■ AIM OF THE TASK ■
Copy out each line containing "JSON" from the entries below.

--

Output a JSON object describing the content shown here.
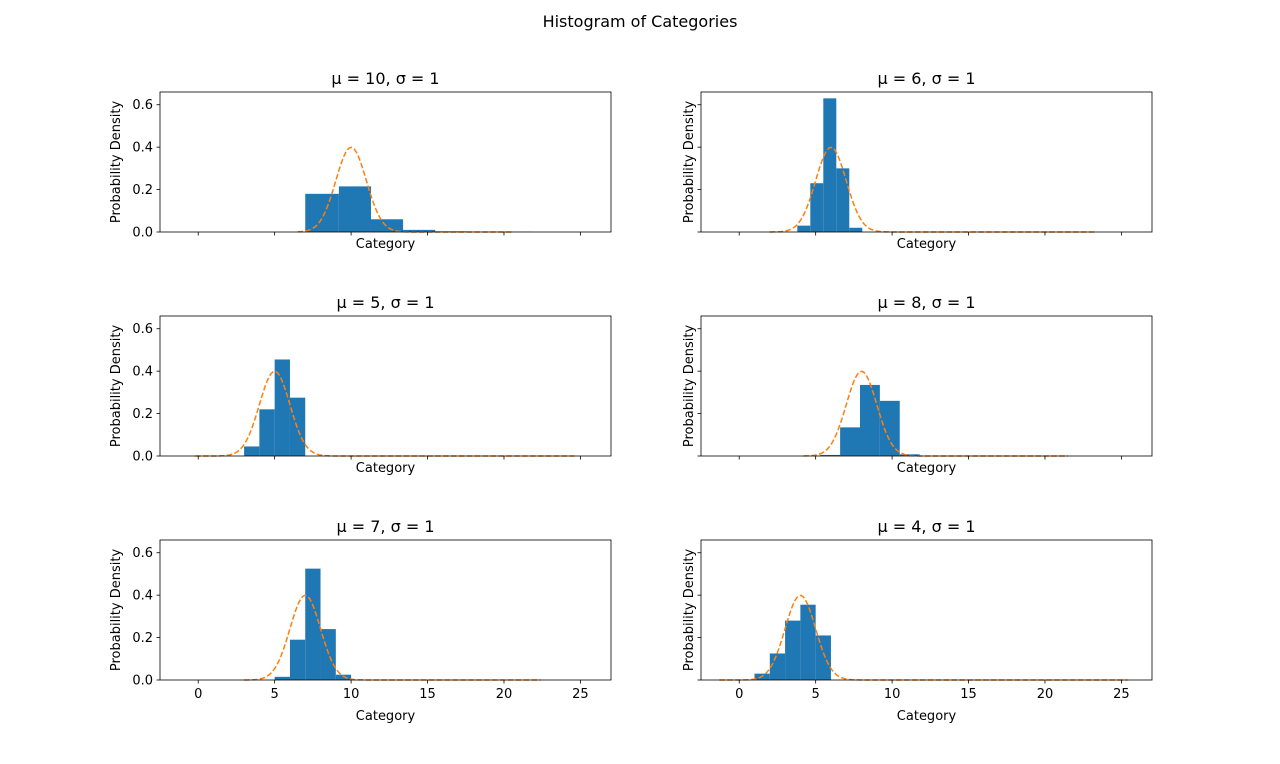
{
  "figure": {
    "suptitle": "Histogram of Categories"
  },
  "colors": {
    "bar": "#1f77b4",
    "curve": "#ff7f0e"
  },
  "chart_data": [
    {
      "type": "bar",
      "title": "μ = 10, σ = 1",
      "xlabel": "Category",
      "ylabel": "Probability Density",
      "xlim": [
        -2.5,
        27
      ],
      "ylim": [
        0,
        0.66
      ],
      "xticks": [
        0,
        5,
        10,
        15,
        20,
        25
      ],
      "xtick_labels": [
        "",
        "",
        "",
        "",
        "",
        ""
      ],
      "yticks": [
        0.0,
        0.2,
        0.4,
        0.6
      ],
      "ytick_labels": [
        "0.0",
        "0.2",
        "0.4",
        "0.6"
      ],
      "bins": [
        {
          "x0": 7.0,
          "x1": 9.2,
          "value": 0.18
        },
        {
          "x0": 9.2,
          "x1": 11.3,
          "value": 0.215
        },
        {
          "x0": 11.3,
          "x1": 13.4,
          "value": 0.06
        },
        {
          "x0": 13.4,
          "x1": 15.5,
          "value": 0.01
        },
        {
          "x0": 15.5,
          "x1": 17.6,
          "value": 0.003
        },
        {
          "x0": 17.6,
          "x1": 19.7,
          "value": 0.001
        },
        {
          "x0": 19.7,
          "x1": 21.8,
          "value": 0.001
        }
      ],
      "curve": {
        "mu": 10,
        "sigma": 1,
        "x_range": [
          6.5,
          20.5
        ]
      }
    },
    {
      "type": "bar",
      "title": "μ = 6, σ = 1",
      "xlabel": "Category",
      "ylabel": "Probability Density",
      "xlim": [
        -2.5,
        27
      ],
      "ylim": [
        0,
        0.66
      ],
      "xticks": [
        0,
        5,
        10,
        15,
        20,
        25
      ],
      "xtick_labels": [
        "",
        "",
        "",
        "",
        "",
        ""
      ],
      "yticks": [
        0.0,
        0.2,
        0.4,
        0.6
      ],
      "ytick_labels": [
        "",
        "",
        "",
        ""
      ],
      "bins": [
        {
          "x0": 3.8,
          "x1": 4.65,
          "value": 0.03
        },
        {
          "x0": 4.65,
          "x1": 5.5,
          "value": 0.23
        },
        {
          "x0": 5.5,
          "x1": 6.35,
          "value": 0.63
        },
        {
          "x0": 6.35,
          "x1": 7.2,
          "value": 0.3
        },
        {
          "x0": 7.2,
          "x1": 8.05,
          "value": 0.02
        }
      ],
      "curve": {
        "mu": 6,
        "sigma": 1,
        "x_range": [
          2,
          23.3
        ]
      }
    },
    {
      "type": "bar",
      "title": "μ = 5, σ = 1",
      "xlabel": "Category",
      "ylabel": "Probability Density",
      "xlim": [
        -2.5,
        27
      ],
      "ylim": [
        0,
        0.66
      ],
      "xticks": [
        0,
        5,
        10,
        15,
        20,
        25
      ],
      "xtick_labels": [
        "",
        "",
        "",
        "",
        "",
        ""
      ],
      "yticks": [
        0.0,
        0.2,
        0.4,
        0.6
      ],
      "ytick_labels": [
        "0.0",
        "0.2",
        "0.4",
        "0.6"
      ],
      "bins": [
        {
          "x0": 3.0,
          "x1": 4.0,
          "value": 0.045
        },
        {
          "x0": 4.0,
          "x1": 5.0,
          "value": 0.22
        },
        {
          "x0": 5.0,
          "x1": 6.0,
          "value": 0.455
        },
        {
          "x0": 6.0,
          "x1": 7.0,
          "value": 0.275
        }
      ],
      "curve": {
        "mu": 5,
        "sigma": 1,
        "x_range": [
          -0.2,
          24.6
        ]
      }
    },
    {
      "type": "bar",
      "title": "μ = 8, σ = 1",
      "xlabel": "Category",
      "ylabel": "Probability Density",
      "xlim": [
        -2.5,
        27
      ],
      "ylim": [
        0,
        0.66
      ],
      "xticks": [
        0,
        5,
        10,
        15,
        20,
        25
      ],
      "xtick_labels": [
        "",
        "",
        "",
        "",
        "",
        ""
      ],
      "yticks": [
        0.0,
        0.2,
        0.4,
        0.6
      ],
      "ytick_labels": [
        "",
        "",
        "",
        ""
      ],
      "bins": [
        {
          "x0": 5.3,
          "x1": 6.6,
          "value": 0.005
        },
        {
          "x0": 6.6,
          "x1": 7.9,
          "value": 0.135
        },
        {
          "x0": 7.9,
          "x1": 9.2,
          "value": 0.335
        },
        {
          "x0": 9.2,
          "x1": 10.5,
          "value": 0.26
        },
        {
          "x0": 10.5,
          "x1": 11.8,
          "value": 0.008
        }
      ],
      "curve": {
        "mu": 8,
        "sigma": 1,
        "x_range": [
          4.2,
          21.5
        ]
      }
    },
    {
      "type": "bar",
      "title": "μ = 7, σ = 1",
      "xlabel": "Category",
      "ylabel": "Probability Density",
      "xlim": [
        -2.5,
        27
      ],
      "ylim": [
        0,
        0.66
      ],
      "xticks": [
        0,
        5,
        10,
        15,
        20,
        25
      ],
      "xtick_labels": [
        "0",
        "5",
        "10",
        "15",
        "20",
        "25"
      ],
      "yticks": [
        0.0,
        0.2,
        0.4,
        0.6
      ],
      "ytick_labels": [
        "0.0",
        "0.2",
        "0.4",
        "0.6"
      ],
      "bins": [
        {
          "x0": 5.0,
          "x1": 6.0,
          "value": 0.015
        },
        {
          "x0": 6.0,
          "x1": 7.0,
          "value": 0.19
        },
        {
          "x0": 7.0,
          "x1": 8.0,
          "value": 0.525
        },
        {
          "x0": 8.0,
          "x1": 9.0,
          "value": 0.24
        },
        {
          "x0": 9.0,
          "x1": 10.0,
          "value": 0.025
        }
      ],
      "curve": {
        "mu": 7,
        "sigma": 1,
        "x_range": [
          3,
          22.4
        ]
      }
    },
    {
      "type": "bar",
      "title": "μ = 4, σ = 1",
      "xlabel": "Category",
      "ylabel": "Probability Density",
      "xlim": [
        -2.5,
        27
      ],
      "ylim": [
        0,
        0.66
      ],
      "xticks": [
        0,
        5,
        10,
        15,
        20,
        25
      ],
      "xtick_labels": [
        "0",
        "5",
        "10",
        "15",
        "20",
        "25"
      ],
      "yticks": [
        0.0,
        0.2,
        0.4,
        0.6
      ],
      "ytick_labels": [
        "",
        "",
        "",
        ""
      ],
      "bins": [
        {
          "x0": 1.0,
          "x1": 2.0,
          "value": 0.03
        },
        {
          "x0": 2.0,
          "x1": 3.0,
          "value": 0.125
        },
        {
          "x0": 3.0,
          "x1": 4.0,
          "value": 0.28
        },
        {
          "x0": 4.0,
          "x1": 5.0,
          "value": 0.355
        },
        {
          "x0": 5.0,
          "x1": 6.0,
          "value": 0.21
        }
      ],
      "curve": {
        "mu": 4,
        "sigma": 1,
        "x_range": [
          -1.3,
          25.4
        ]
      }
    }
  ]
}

--

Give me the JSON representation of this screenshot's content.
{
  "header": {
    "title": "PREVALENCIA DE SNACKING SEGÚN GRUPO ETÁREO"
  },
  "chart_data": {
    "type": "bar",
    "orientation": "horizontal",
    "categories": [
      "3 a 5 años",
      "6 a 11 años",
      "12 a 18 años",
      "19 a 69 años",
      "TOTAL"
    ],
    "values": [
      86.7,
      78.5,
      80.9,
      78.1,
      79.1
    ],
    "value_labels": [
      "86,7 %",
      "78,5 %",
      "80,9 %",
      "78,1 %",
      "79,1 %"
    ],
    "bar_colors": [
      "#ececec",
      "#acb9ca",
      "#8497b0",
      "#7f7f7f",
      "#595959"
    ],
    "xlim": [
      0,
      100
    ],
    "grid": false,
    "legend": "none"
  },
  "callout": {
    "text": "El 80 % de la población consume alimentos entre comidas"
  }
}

--

■ SOLUTION TO THIS TASK ■
Output a JSON object describing the content shown here.
Give me the JSON representation of this screenshot's content.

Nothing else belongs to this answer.